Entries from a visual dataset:
** START **

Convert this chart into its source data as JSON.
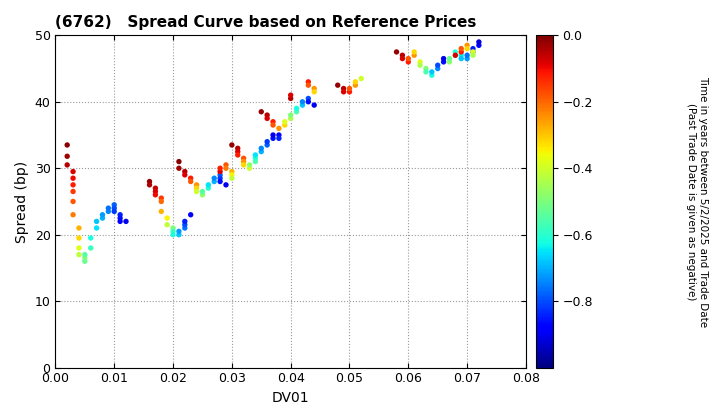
{
  "title": "(6762)   Spread Curve based on Reference Prices",
  "xlabel": "DV01",
  "ylabel": "Spread (bp)",
  "xlim": [
    0.0,
    0.08
  ],
  "ylim": [
    0,
    50
  ],
  "xticks": [
    0.0,
    0.01,
    0.02,
    0.03,
    0.04,
    0.05,
    0.06,
    0.07,
    0.08
  ],
  "yticks": [
    0,
    10,
    20,
    30,
    40,
    50
  ],
  "colorbar_label_line1": "Time in years between 5/2/2025 and Trade Date",
  "colorbar_label_line2": "(Past Trade Date is given as negative)",
  "clim_min": -1.0,
  "clim_max": 0.0,
  "colorbar_ticks": [
    0.0,
    -0.2,
    -0.4,
    -0.6,
    -0.8
  ],
  "scatter_points": [
    [
      0.002,
      33.5,
      -0.01
    ],
    [
      0.002,
      31.8,
      -0.03
    ],
    [
      0.002,
      30.5,
      -0.05
    ],
    [
      0.003,
      29.5,
      -0.08
    ],
    [
      0.003,
      28.5,
      -0.1
    ],
    [
      0.003,
      27.5,
      -0.12
    ],
    [
      0.003,
      26.5,
      -0.15
    ],
    [
      0.003,
      25.0,
      -0.18
    ],
    [
      0.003,
      23.0,
      -0.22
    ],
    [
      0.004,
      21.0,
      -0.28
    ],
    [
      0.004,
      19.5,
      -0.32
    ],
    [
      0.004,
      18.0,
      -0.38
    ],
    [
      0.004,
      17.0,
      -0.42
    ],
    [
      0.005,
      16.5,
      -0.48
    ],
    [
      0.005,
      16.0,
      -0.52
    ],
    [
      0.005,
      17.0,
      -0.55
    ],
    [
      0.006,
      18.0,
      -0.58
    ],
    [
      0.006,
      19.5,
      -0.62
    ],
    [
      0.007,
      21.0,
      -0.65
    ],
    [
      0.007,
      22.0,
      -0.68
    ],
    [
      0.008,
      22.5,
      -0.7
    ],
    [
      0.008,
      23.0,
      -0.72
    ],
    [
      0.009,
      23.5,
      -0.74
    ],
    [
      0.009,
      24.0,
      -0.76
    ],
    [
      0.01,
      24.5,
      -0.78
    ],
    [
      0.01,
      24.0,
      -0.8
    ],
    [
      0.01,
      23.5,
      -0.82
    ],
    [
      0.011,
      23.0,
      -0.84
    ],
    [
      0.011,
      22.5,
      -0.86
    ],
    [
      0.011,
      22.0,
      -0.88
    ],
    [
      0.012,
      22.0,
      -0.9
    ],
    [
      0.016,
      28.0,
      -0.02
    ],
    [
      0.016,
      27.5,
      -0.04
    ],
    [
      0.017,
      27.0,
      -0.06
    ],
    [
      0.017,
      26.5,
      -0.08
    ],
    [
      0.017,
      26.0,
      -0.1
    ],
    [
      0.018,
      25.5,
      -0.15
    ],
    [
      0.018,
      25.0,
      -0.2
    ],
    [
      0.018,
      23.5,
      -0.28
    ],
    [
      0.019,
      22.5,
      -0.35
    ],
    [
      0.019,
      21.5,
      -0.42
    ],
    [
      0.02,
      21.0,
      -0.5
    ],
    [
      0.02,
      20.5,
      -0.58
    ],
    [
      0.02,
      20.0,
      -0.62
    ],
    [
      0.021,
      20.0,
      -0.68
    ],
    [
      0.021,
      20.5,
      -0.72
    ],
    [
      0.022,
      21.0,
      -0.76
    ],
    [
      0.022,
      21.5,
      -0.8
    ],
    [
      0.022,
      22.0,
      -0.84
    ],
    [
      0.023,
      23.0,
      -0.88
    ],
    [
      0.021,
      31.0,
      -0.01
    ],
    [
      0.021,
      30.0,
      -0.03
    ],
    [
      0.022,
      29.5,
      -0.05
    ],
    [
      0.022,
      29.0,
      -0.08
    ],
    [
      0.023,
      28.5,
      -0.12
    ],
    [
      0.023,
      28.0,
      -0.18
    ],
    [
      0.024,
      27.5,
      -0.25
    ],
    [
      0.024,
      27.0,
      -0.32
    ],
    [
      0.024,
      26.5,
      -0.4
    ],
    [
      0.025,
      26.0,
      -0.48
    ],
    [
      0.025,
      26.5,
      -0.55
    ],
    [
      0.026,
      27.0,
      -0.6
    ],
    [
      0.026,
      27.5,
      -0.65
    ],
    [
      0.027,
      28.0,
      -0.7
    ],
    [
      0.027,
      28.5,
      -0.74
    ],
    [
      0.028,
      29.0,
      -0.78
    ],
    [
      0.028,
      28.5,
      -0.82
    ],
    [
      0.028,
      28.0,
      -0.86
    ],
    [
      0.029,
      27.5,
      -0.9
    ],
    [
      0.028,
      29.5,
      -0.08
    ],
    [
      0.028,
      30.0,
      -0.12
    ],
    [
      0.029,
      30.5,
      -0.18
    ],
    [
      0.029,
      30.0,
      -0.22
    ],
    [
      0.03,
      29.5,
      -0.28
    ],
    [
      0.03,
      29.0,
      -0.35
    ],
    [
      0.03,
      28.5,
      -0.42
    ],
    [
      0.03,
      33.5,
      -0.02
    ],
    [
      0.031,
      33.0,
      -0.05
    ],
    [
      0.031,
      32.5,
      -0.08
    ],
    [
      0.031,
      32.0,
      -0.12
    ],
    [
      0.032,
      31.5,
      -0.18
    ],
    [
      0.032,
      31.0,
      -0.25
    ],
    [
      0.032,
      30.5,
      -0.32
    ],
    [
      0.033,
      30.0,
      -0.4
    ],
    [
      0.033,
      30.5,
      -0.48
    ],
    [
      0.034,
      31.0,
      -0.55
    ],
    [
      0.034,
      31.5,
      -0.6
    ],
    [
      0.034,
      32.0,
      -0.65
    ],
    [
      0.035,
      32.5,
      -0.7
    ],
    [
      0.035,
      33.0,
      -0.74
    ],
    [
      0.036,
      33.5,
      -0.78
    ],
    [
      0.036,
      34.0,
      -0.82
    ],
    [
      0.037,
      34.5,
      -0.86
    ],
    [
      0.037,
      35.0,
      -0.9
    ],
    [
      0.038,
      35.0,
      -0.88
    ],
    [
      0.038,
      34.5,
      -0.84
    ],
    [
      0.035,
      38.5,
      -0.02
    ],
    [
      0.036,
      38.0,
      -0.05
    ],
    [
      0.036,
      37.5,
      -0.08
    ],
    [
      0.037,
      37.0,
      -0.12
    ],
    [
      0.037,
      36.5,
      -0.18
    ],
    [
      0.038,
      36.0,
      -0.25
    ],
    [
      0.039,
      36.5,
      -0.32
    ],
    [
      0.039,
      37.0,
      -0.38
    ],
    [
      0.04,
      37.5,
      -0.44
    ],
    [
      0.04,
      38.0,
      -0.5
    ],
    [
      0.041,
      38.5,
      -0.56
    ],
    [
      0.041,
      39.0,
      -0.62
    ],
    [
      0.042,
      39.5,
      -0.68
    ],
    [
      0.042,
      40.0,
      -0.74
    ],
    [
      0.043,
      40.5,
      -0.8
    ],
    [
      0.043,
      40.0,
      -0.86
    ],
    [
      0.044,
      39.5,
      -0.9
    ],
    [
      0.04,
      40.5,
      -0.05
    ],
    [
      0.04,
      41.0,
      -0.08
    ],
    [
      0.043,
      43.0,
      -0.12
    ],
    [
      0.043,
      42.5,
      -0.18
    ],
    [
      0.044,
      42.0,
      -0.25
    ],
    [
      0.044,
      41.5,
      -0.32
    ],
    [
      0.048,
      42.5,
      -0.02
    ],
    [
      0.049,
      42.0,
      -0.05
    ],
    [
      0.049,
      41.5,
      -0.08
    ],
    [
      0.05,
      41.5,
      -0.12
    ],
    [
      0.05,
      42.0,
      -0.18
    ],
    [
      0.051,
      42.5,
      -0.25
    ],
    [
      0.051,
      43.0,
      -0.32
    ],
    [
      0.052,
      43.5,
      -0.4
    ],
    [
      0.058,
      47.5,
      -0.02
    ],
    [
      0.059,
      47.0,
      -0.05
    ],
    [
      0.059,
      46.5,
      -0.08
    ],
    [
      0.06,
      46.0,
      -0.12
    ],
    [
      0.06,
      46.5,
      -0.18
    ],
    [
      0.061,
      47.0,
      -0.25
    ],
    [
      0.061,
      47.5,
      -0.32
    ],
    [
      0.062,
      46.0,
      -0.38
    ],
    [
      0.062,
      45.5,
      -0.44
    ],
    [
      0.063,
      45.0,
      -0.5
    ],
    [
      0.063,
      44.5,
      -0.56
    ],
    [
      0.064,
      44.0,
      -0.62
    ],
    [
      0.064,
      44.5,
      -0.68
    ],
    [
      0.065,
      45.0,
      -0.74
    ],
    [
      0.065,
      45.5,
      -0.8
    ],
    [
      0.066,
      46.0,
      -0.86
    ],
    [
      0.066,
      46.5,
      -0.9
    ],
    [
      0.067,
      46.0,
      -0.48
    ],
    [
      0.067,
      46.5,
      -0.52
    ],
    [
      0.068,
      47.0,
      -0.56
    ],
    [
      0.068,
      47.5,
      -0.6
    ],
    [
      0.069,
      47.0,
      -0.64
    ],
    [
      0.069,
      46.5,
      -0.68
    ],
    [
      0.07,
      46.5,
      -0.72
    ],
    [
      0.07,
      47.0,
      -0.76
    ],
    [
      0.071,
      47.5,
      -0.8
    ],
    [
      0.071,
      48.0,
      -0.84
    ],
    [
      0.072,
      48.5,
      -0.88
    ],
    [
      0.072,
      49.0,
      -0.92
    ],
    [
      0.068,
      47.0,
      -0.08
    ],
    [
      0.069,
      47.5,
      -0.12
    ],
    [
      0.069,
      48.0,
      -0.18
    ],
    [
      0.07,
      48.5,
      -0.25
    ],
    [
      0.07,
      48.0,
      -0.32
    ],
    [
      0.071,
      47.5,
      -0.38
    ],
    [
      0.071,
      47.0,
      -0.44
    ]
  ]
}
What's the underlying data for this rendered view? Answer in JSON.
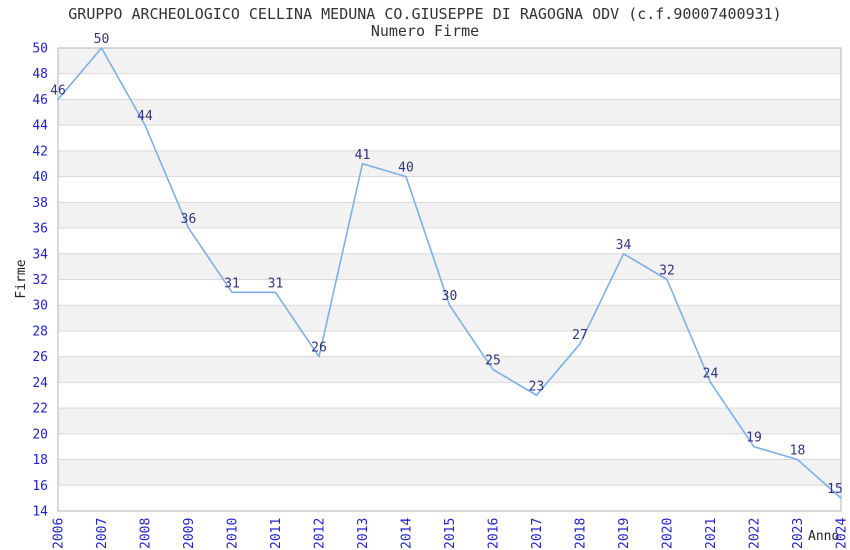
{
  "header": {
    "title": "GRUPPO ARCHEOLOGICO CELLINA MEDUNA CO.GIUSEPPE DI RAGOGNA ODV (c.f.90007400931)",
    "subtitle": "Numero Firme"
  },
  "chart_data": {
    "type": "line",
    "title": "GRUPPO ARCHEOLOGICO CELLINA MEDUNA CO.GIUSEPPE DI RAGOGNA ODV (c.f.90007400931)",
    "subtitle": "Numero Firme",
    "xlabel": "Anno",
    "ylabel": "Firme",
    "x": [
      "2006",
      "2007",
      "2008",
      "2009",
      "2010",
      "2011",
      "2012",
      "2013",
      "2014",
      "2015",
      "2016",
      "2017",
      "2018",
      "2019",
      "2020",
      "2021",
      "2022",
      "2023",
      "2024"
    ],
    "series": [
      {
        "name": "Numero Firme",
        "values": [
          46,
          50,
          44,
          36,
          31,
          31,
          26,
          41,
          40,
          30,
          25,
          23,
          27,
          34,
          32,
          24,
          19,
          18,
          15
        ]
      }
    ],
    "ylim": [
      14,
      50
    ],
    "ytick_step": 2,
    "grid": true,
    "legend_position": "none",
    "point_labels": true,
    "colors": {
      "line": "#7cb0e8",
      "tick_label": "#2222cc",
      "point_label": "#333380",
      "band_gray": "#f2f2f2",
      "band_white": "#ffffff",
      "gridline": "#d9d9d9",
      "plot_border": "#b3b3b3",
      "text": "#333333"
    }
  }
}
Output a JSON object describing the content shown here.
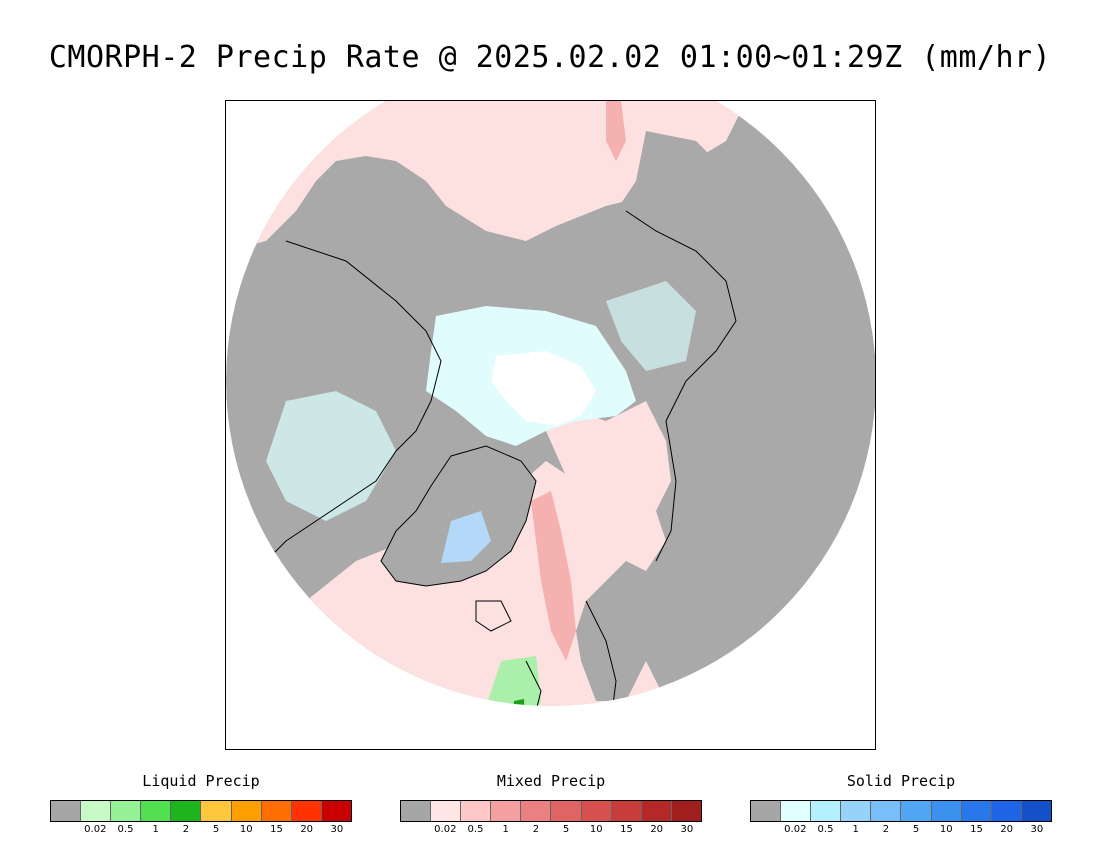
{
  "title": "CMORPH-2 Precip Rate @ 2025.02.02 01:00~01:29Z (mm/hr)",
  "map": {
    "projection": "north-polar-stereographic",
    "colors": {
      "no_data": "#a9a9a9",
      "mixed_light": "#fde0e0",
      "mixed_mid": "#f5a6a6",
      "solid_light": "#e0fcfc",
      "solid_mid": "#8cc8f0",
      "liquid_light": "#aaf0aa",
      "liquid_dark": "#1aa01a",
      "pole_white": "#ffffff",
      "coast": "#000000"
    }
  },
  "legends": [
    {
      "title": "Liquid Precip",
      "colors": [
        "#a6a6a6",
        "#c8fac8",
        "#96f096",
        "#50e050",
        "#1eb41e",
        "#ffc83c",
        "#ffa000",
        "#ff6e00",
        "#ff3200",
        "#c80000"
      ],
      "ticks": [
        "0.02",
        "0.5",
        "1",
        "2",
        "5",
        "10",
        "15",
        "20",
        "30"
      ]
    },
    {
      "title": "Mixed Precip",
      "colors": [
        "#a6a6a6",
        "#ffe6e6",
        "#ffc8c8",
        "#f5a0a0",
        "#eb8080",
        "#e06464",
        "#d65050",
        "#c83c3c",
        "#b42828",
        "#a01e1e"
      ],
      "ticks": [
        "0.02",
        "0.5",
        "1",
        "2",
        "5",
        "10",
        "15",
        "20",
        "30"
      ]
    },
    {
      "title": "Solid Precip",
      "colors": [
        "#a6a6a6",
        "#e0ffff",
        "#b4f0ff",
        "#96d2fa",
        "#78befa",
        "#50a5f5",
        "#3c91f0",
        "#2878eb",
        "#1e64e6",
        "#1450c8"
      ],
      "ticks": [
        "0.02",
        "0.5",
        "1",
        "2",
        "5",
        "10",
        "15",
        "20",
        "30"
      ]
    }
  ]
}
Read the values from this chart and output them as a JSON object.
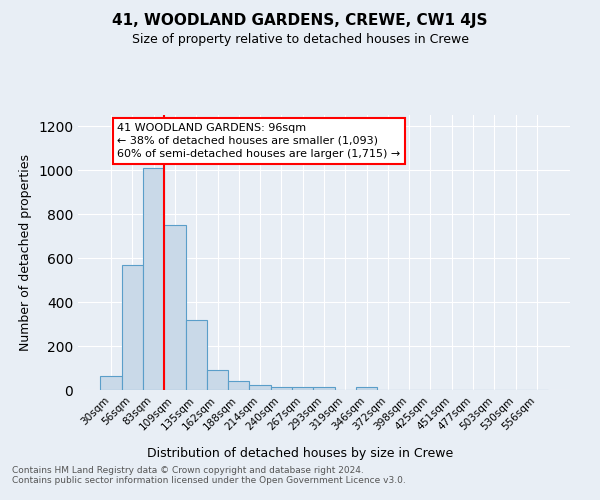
{
  "title": "41, WOODLAND GARDENS, CREWE, CW1 4JS",
  "subtitle": "Size of property relative to detached houses in Crewe",
  "xlabel": "Distribution of detached houses by size in Crewe",
  "ylabel": "Number of detached properties",
  "bar_labels": [
    "30sqm",
    "56sqm",
    "83sqm",
    "109sqm",
    "135sqm",
    "162sqm",
    "188sqm",
    "214sqm",
    "240sqm",
    "267sqm",
    "293sqm",
    "319sqm",
    "346sqm",
    "372sqm",
    "398sqm",
    "425sqm",
    "451sqm",
    "477sqm",
    "503sqm",
    "530sqm",
    "556sqm"
  ],
  "bar_values": [
    65,
    570,
    1010,
    750,
    320,
    90,
    43,
    25,
    12,
    12,
    12,
    0,
    12,
    0,
    0,
    0,
    0,
    0,
    0,
    0,
    0
  ],
  "bar_color": "#c9d9e8",
  "bar_edge_color": "#5a9ec9",
  "red_line_x": 2.5,
  "annotation_text": "41 WOODLAND GARDENS: 96sqm\n← 38% of detached houses are smaller (1,093)\n60% of semi-detached houses are larger (1,715) →",
  "annotation_box_color": "white",
  "annotation_box_edge_color": "red",
  "ylim": [
    0,
    1250
  ],
  "yticks": [
    0,
    200,
    400,
    600,
    800,
    1000,
    1200
  ],
  "footer_text": "Contains HM Land Registry data © Crown copyright and database right 2024.\nContains public sector information licensed under the Open Government Licence v3.0.",
  "background_color": "#e8eef5",
  "plot_background_color": "#e8eef5"
}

** END **

- **WHAT YOU NEED TO DO**:
Search the entries for the word "JSON" and gather every line where it appears.

- **PROBLEM SOLUTION**:
Convert this chart into its source data as JSON.
What's the underlying data for this rendered view? Answer in JSON.
Output a JSON object describing the content shown here.
Read the values from this chart and output them as a JSON object.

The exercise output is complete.